=== GOAL OF THE EXERCISE ===
Pick up the piece on Western automakers and software-defined vehicles after its final sentence and write what comes next, ignoring the lines that follow it.

=== SELECTED PASSAGE ===
Western OEMs and Tier-1s are Failing the SDV Test

Western OEMs and Tier-1s are Failing the SDV Test

Why does that matter?
What can we do about it?

The Future is Software Defined

The Software-Defined Vehicle (SDV) is not an optional future; it is a clear, present, and superior reality. Compared to the antiquated specialized Electronic Control Unit (ECU) architecture, SDVs offer dramatically more flexible designs. They can morph across multiple models, use simpler hardware, and leverage a much more capable central HPC (High Performance Compute). They allow vastly faster design cycles, with some Chinese SDVs approaching single-year cycles. They use Over-The-Air (OTA) software updates to deliver better experiences to customers and lower liability to OEMs. The business drivers are incredibly compelling.

Even companies that fail and then back off on SDV designs concede they are the future. The Western automotive industry is nonetheless frustratingly stuck dabbling with partial, weak, or even failed SDV designs. They back off because it’s hard, not because they believe in the supremacy of ECU designs. And that threatens the entire industry.

=== RAW DATA ===
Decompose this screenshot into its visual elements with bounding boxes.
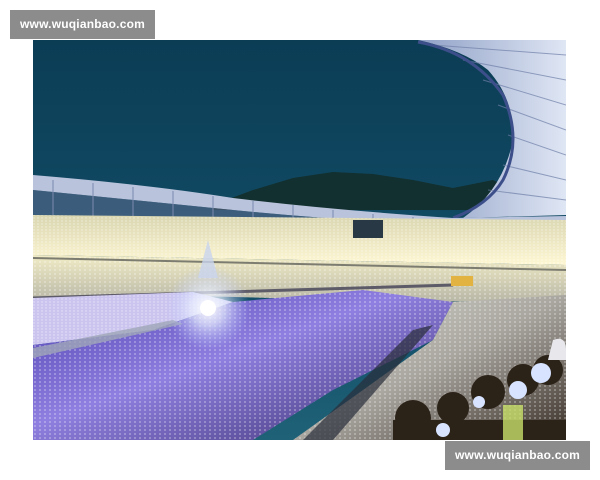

=== ANSWER TO THIS PROBLEM ===
RTI has a unique perspective. There are today over 2 million cars running RTI software on the road. Almost all are EVs using SDV designs. We sell into all major automotive geographies. So, we have immense experience with OEMs and programs across the world, including Western and Chinese OEMs.

Our take? We see the EV-natives succeed over and over. And we watch traditional OEMs fail over and over. From all this, we have a simple message:

Wake up
Why are SDVs so hard?

There are many reasons the transition to a software-defined architecture is hard, but most explanations miss a core issue.

One common explanation is that SDVs are tightly coupled to EVs, and despite many advantages, EV adoption is poor. Electrified platforms do make it easier to rethink vehicle architecture – they remove legacy constraints and create an opportunity to redesign compute, networking, and packaging from first principles. In that sense, EV programs often become the natural starting point for SDV designs.

But this relationship is incidental, not causal.

The industry’s difficulty with SDVs is not fundamentally about electrification. It is not primarily about battery cost, charging infrastructure, or adoption curves. Those factors influence product timing and investment decisions. However, they do not explain why organizations set out to build SDVs, but then struggle to design, integrate, and deliver modern software-centric architectures.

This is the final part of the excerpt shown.